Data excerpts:

BEGIN

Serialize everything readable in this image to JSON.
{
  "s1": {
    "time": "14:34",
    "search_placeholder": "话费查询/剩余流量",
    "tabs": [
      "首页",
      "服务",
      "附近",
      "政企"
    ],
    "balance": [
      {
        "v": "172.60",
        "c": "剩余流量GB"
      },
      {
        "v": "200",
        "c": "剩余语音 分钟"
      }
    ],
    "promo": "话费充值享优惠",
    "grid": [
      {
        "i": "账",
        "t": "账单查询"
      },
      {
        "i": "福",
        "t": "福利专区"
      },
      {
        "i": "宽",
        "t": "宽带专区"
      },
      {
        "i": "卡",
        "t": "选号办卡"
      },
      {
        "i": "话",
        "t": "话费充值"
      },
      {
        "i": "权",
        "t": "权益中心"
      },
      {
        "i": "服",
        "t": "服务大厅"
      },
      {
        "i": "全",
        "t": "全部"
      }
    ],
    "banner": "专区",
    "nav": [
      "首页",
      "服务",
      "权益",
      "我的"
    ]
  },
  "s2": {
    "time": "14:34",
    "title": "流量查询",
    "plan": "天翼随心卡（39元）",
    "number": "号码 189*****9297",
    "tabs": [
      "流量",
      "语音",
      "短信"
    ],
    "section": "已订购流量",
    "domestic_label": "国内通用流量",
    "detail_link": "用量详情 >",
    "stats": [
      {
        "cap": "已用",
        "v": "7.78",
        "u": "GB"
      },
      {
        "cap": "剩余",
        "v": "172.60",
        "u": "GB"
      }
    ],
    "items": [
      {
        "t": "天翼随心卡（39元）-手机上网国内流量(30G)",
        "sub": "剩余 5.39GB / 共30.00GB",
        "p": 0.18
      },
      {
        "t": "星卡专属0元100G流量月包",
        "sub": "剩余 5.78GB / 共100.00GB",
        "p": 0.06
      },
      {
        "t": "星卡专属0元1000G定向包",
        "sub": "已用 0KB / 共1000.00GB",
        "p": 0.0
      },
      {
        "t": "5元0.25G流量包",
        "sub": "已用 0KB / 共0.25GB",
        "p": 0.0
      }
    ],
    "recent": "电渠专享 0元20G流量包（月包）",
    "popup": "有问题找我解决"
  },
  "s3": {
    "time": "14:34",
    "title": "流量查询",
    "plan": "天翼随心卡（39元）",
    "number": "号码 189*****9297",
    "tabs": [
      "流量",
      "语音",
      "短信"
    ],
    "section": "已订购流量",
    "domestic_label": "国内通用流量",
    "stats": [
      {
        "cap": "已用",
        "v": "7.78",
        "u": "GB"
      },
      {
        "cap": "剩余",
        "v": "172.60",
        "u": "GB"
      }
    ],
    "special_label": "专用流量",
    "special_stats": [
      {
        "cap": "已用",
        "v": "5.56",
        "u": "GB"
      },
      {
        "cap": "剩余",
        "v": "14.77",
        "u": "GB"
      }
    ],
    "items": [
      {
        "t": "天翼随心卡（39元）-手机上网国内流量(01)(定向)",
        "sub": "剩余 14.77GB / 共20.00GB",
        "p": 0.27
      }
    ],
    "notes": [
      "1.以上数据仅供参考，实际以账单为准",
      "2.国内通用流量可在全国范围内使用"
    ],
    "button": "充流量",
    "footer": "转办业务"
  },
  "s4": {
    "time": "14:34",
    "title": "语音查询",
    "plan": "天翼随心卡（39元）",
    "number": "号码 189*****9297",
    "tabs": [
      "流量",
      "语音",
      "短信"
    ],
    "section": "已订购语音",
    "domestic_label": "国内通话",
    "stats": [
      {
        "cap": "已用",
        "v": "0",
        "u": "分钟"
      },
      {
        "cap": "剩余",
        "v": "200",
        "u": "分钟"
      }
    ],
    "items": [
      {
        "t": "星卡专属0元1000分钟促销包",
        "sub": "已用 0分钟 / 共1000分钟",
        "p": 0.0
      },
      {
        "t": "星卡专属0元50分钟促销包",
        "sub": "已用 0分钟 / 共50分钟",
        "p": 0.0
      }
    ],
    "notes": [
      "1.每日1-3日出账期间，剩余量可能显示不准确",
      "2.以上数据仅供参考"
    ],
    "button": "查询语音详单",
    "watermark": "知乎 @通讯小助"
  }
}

END

:: DIRECTIONS ::
Please output the entire listing exactly as it stands.

:: RESULT OF THIS EXERCISE ::
Serialize everything readable in this image to JSON.
{
  "s1": {
    "time": "14:34",
    "search_placeholder": "话费查询/剩余流量",
    "tabs": [
      "首页",
      "服务",
      "附近",
      "政企"
    ],
    "balance": [
      {
        "v": "172.60",
        "c": "剩余流量GB"
      },
      {
        "v": "200",
        "c": "剩余语音 分钟"
      }
    ],
    "promo": "话费充值享优惠",
    "grid": [
      {
        "i": "账",
        "t": "账单查询"
      },
      {
        "i": "福",
        "t": "福利专区"
      },
      {
        "i": "宽",
        "t": "宽带专区"
      },
      {
        "i": "卡",
        "t": "选号办卡"
      },
      {
        "i": "话",
        "t": "话费充值"
      },
      {
        "i": "权",
        "t": "权益中心"
      },
      {
        "i": "服",
        "t": "服务大厅"
      },
      {
        "i": "全",
        "t": "全部"
      }
    ],
    "banner": "专区",
    "nav": [
      "首页",
      "服务",
      "权益",
      "我的"
    ]
  },
  "s2": {
    "time": "14:34",
    "title": "流量查询",
    "plan": "天翼随心卡（39元）",
    "number": "号码 189*****9297",
    "tabs": [
      "流量",
      "语音",
      "短信"
    ],
    "section": "已订购流量",
    "domestic_label": "国内通用流量",
    "detail_link": "用量详情 >",
    "stats": [
      {
        "cap": "已用",
        "v": "7.78",
        "u": "GB"
      },
      {
        "cap": "剩余",
        "v": "172.60",
        "u": "GB"
      }
    ],
    "items": [
      {
        "t": "天翼随心卡（39元）-手机上网国内流量(30G)",
        "sub": "剩余 5.39GB / 共30.00GB",
        "p": 0.18
      },
      {
        "t": "星卡专属0元100G流量月包",
        "sub": "剩余 5.78GB / 共100.00GB",
        "p": 0.06
      },
      {
        "t": "星卡专属0元1000G定向包",
        "sub": "已用 0KB / 共1000.00GB",
        "p": 0.0
      },
      {
        "t": "5元0.25G流量包",
        "sub": "已用 0KB / 共0.25GB",
        "p": 0.0
      }
    ],
    "recent": "电渠专享 0元20G流量包（月包）",
    "popup": "有问题找我解决"
  },
  "s3": {
    "time": "14:34",
    "title": "流量查询",
    "plan": "天翼随心卡（39元）",
    "number": "号码 189*****9297",
    "tabs": [
      "流量",
      "语音",
      "短信"
    ],
    "section": "已订购流量",
    "domestic_label": "国内通用流量",
    "stats": [
      {
        "cap": "已用",
        "v": "7.78",
        "u": "GB"
      },
      {
        "cap": "剩余",
        "v": "172.60",
        "u": "GB"
      }
    ],
    "special_label": "专用流量",
    "special_stats": [
      {
        "cap": "已用",
        "v": "5.56",
        "u": "GB"
      },
      {
        "cap": "剩余",
        "v": "14.77",
        "u": "GB"
      }
    ],
    "items": [
      {
        "t": "天翼随心卡（39元）-手机上网国内流量(01)(定向)",
        "sub": "剩余 14.77GB / 共20.00GB",
        "p": 0.27
      }
    ],
    "notes": [
      "1.以上数据仅供参考，实际以账单为准",
      "2.国内通用流量可在全国范围内使用"
    ],
    "button": "充流量",
    "footer": "转办业务"
  },
  "s4": {
    "time": "14:34",
    "title": "语音查询",
    "plan": "天翼随心卡（39元）",
    "number": "号码 189*****9297",
    "tabs": [
      "流量",
      "语音",
      "短信"
    ],
    "section": "已订购语音",
    "domestic_label": "国内通话",
    "stats": [
      {
        "cap": "已用",
        "v": "0",
        "u": "分钟"
      },
      {
        "cap": "剩余",
        "v": "200",
        "u": "分钟"
      }
    ],
    "items": [
      {
        "t": "星卡专属0元1000分钟促销包",
        "sub": "已用 0分钟 / 共1000分钟",
        "p": 0.0
      },
      {
        "t": "星卡专属0元50分钟促销包",
        "sub": "已用 0分钟 / 共50分钟",
        "p": 0.0
      }
    ],
    "notes": [
      "1.每日1-3日出账期间，剩余量可能显示不准确",
      "2.以上数据仅供参考"
    ],
    "button": "查询语音详单",
    "watermark": "知乎 @通讯小助"
  }
}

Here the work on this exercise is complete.